Problem to work on – Update the records starting at the first line and ending at the line that contains "- browse-button[interactable]: ...: [348, 41, 420, 62]": rewrite those lines with "Compress Ratio" changed to "Compression Ratio" and everything else unchanged.

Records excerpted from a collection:
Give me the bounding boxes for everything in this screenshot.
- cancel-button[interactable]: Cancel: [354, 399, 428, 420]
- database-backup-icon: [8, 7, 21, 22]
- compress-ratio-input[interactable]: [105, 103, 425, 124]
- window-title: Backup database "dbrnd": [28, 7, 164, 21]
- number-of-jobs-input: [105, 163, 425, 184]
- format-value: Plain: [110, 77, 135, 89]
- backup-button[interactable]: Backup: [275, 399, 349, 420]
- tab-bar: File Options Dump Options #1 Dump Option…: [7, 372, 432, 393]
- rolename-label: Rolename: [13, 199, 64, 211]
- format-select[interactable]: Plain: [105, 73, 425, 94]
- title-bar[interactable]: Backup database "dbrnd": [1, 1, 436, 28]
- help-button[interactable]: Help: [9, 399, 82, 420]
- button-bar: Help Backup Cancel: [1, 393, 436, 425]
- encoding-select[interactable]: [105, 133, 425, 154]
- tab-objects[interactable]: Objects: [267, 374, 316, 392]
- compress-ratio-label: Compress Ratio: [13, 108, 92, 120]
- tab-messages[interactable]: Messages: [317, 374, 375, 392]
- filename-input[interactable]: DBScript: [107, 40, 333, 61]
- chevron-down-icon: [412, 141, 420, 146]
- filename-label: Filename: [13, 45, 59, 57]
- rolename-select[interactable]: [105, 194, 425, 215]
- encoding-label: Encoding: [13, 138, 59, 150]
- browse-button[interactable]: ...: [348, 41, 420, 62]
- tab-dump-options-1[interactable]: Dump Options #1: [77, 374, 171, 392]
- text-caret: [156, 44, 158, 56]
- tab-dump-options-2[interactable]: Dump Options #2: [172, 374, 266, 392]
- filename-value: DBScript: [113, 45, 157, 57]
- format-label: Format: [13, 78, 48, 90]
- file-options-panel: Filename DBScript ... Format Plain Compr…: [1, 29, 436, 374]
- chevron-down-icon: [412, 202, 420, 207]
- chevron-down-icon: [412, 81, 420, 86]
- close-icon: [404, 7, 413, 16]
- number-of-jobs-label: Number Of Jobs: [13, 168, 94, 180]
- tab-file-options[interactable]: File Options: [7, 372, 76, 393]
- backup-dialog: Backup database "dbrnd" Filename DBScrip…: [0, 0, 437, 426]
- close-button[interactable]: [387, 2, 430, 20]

Solved problem –
Give me the bounding boxes for everything in this screenshot.
- cancel-button[interactable]: Cancel: [354, 399, 428, 420]
- database-backup-icon: [8, 7, 21, 22]
- compress-ratio-input[interactable]: [105, 103, 425, 124]
- window-title: Backup database "dbrnd": [28, 7, 164, 21]
- number-of-jobs-input: [105, 163, 425, 184]
- format-value: Plain: [110, 77, 135, 89]
- backup-button[interactable]: Backup: [275, 399, 349, 420]
- tab-bar: File Options Dump Options #1 Dump Option…: [7, 372, 432, 393]
- rolename-label: Rolename: [13, 199, 64, 211]
- format-select[interactable]: Plain: [105, 73, 425, 94]
- title-bar[interactable]: Backup database "dbrnd": [1, 1, 436, 28]
- help-button[interactable]: Help: [9, 399, 82, 420]
- button-bar: Help Backup Cancel: [1, 393, 436, 425]
- encoding-select[interactable]: [105, 133, 425, 154]
- tab-objects[interactable]: Objects: [267, 374, 316, 392]
- compress-ratio-label: Compression Ratio: [13, 108, 92, 120]
- tab-messages[interactable]: Messages: [317, 374, 375, 392]
- filename-input[interactable]: DBScript: [107, 40, 333, 61]
- chevron-down-icon: [412, 141, 420, 146]
- filename-label: Filename: [13, 45, 59, 57]
- rolename-select[interactable]: [105, 194, 425, 215]
- encoding-label: Encoding: [13, 138, 59, 150]
- browse-button[interactable]: ...: [348, 41, 420, 62]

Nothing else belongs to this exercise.